■ Task instructions ■
Return each line of the records holding the string "Scrivi".

■ Data entries ■
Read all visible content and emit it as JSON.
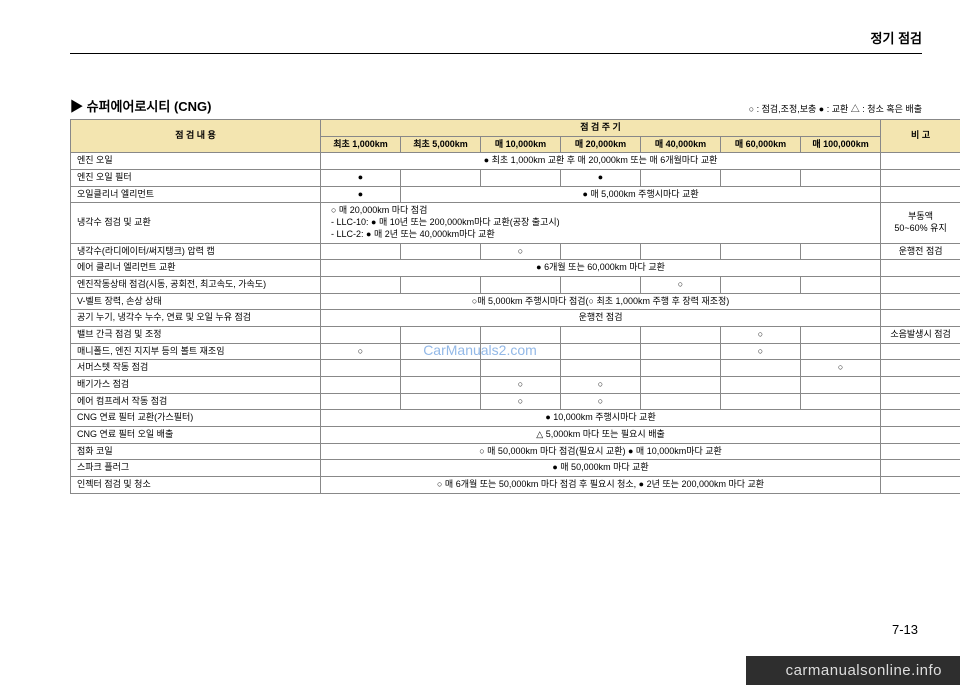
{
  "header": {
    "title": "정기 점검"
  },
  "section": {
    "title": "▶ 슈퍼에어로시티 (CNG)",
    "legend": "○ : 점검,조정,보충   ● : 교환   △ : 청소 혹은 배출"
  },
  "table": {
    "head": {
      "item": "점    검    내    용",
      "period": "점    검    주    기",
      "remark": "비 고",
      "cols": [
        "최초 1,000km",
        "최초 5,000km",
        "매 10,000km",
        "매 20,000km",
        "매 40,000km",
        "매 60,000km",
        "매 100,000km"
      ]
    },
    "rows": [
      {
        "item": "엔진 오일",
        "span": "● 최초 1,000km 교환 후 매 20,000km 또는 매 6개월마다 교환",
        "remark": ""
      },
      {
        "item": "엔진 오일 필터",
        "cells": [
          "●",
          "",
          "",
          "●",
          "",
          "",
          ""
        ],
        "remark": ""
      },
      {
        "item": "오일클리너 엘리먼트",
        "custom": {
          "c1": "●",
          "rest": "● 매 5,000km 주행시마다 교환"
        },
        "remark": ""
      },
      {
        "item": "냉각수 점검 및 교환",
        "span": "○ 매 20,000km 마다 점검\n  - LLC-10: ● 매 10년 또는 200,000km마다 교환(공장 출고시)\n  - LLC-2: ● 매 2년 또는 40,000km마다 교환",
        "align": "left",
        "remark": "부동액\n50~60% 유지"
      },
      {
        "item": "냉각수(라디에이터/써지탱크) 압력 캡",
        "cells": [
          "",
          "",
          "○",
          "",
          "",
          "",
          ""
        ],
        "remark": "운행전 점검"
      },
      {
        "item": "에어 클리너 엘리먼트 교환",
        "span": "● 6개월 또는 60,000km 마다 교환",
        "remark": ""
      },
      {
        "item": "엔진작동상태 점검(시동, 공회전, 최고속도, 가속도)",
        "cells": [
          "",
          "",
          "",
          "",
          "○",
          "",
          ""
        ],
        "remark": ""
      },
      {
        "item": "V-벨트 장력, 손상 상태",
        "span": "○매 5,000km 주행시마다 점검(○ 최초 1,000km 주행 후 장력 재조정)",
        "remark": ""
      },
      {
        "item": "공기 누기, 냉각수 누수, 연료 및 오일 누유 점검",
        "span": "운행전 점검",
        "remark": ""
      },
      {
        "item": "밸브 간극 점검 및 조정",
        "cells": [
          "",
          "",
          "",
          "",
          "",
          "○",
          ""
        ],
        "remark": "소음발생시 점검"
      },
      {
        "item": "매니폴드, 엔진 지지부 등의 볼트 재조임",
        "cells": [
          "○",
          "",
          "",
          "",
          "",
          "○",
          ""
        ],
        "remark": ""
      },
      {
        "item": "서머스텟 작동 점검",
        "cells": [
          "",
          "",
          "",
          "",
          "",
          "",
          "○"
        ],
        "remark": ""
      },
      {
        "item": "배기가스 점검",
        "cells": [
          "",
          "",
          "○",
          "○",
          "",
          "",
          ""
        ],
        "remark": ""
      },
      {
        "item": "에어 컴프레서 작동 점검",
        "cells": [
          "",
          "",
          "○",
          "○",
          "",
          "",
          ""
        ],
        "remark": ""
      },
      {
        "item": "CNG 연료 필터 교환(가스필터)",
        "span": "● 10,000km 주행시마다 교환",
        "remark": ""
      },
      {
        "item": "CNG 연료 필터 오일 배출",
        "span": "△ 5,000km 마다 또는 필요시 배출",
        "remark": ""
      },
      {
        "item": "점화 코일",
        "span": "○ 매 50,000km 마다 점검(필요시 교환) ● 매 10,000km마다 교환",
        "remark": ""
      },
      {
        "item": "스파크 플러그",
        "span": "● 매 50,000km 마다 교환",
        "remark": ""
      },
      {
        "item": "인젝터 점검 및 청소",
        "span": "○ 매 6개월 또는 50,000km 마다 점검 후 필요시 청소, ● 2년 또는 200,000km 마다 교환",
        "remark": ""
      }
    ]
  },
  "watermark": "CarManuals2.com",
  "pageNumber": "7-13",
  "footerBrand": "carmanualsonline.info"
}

* * *

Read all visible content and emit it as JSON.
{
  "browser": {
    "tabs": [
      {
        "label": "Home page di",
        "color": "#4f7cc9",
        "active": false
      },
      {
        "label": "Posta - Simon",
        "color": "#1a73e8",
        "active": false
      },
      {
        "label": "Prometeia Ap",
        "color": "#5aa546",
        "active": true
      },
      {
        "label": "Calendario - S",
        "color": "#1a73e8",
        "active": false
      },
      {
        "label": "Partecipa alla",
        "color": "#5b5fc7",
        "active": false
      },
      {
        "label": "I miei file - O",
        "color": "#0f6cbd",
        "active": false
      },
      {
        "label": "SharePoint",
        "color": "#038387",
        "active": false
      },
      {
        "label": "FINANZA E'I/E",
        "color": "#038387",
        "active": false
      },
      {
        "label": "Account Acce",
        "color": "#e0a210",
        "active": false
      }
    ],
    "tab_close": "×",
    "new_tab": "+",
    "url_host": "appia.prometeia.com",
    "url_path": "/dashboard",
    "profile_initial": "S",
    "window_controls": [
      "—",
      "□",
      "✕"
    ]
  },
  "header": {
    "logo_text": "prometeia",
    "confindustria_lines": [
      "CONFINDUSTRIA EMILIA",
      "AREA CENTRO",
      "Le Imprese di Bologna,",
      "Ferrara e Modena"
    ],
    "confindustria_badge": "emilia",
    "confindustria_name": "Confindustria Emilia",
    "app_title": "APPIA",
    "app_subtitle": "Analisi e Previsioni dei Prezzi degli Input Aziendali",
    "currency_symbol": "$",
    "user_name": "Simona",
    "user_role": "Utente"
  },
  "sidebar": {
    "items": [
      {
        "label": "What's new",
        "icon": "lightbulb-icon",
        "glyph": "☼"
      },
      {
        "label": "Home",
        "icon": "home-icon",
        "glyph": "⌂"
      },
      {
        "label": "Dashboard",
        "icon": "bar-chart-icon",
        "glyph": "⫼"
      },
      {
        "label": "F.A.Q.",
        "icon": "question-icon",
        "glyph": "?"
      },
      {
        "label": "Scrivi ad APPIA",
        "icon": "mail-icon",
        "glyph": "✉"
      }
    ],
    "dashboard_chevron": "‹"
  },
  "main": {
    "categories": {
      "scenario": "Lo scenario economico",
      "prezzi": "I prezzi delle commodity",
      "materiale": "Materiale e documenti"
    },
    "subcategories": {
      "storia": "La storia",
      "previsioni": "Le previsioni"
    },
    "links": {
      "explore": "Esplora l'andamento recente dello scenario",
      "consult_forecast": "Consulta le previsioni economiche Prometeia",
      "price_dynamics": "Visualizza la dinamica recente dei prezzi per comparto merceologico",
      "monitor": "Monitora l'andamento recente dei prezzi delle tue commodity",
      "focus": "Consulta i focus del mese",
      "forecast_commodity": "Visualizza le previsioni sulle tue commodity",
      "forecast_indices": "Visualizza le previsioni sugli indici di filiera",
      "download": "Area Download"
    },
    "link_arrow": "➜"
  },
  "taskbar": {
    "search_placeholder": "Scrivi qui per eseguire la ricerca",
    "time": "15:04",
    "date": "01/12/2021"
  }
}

---

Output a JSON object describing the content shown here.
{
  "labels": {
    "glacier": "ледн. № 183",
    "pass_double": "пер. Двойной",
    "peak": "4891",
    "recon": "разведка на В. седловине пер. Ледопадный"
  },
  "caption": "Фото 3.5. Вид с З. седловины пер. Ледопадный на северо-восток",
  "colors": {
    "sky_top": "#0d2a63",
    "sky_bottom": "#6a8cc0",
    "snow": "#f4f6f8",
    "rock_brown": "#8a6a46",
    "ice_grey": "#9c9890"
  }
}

■ Result below ■
        "label": "Scrivi ad APPIA",
    "search_placeholder": "Scrivi qui per eseguire la ricerca",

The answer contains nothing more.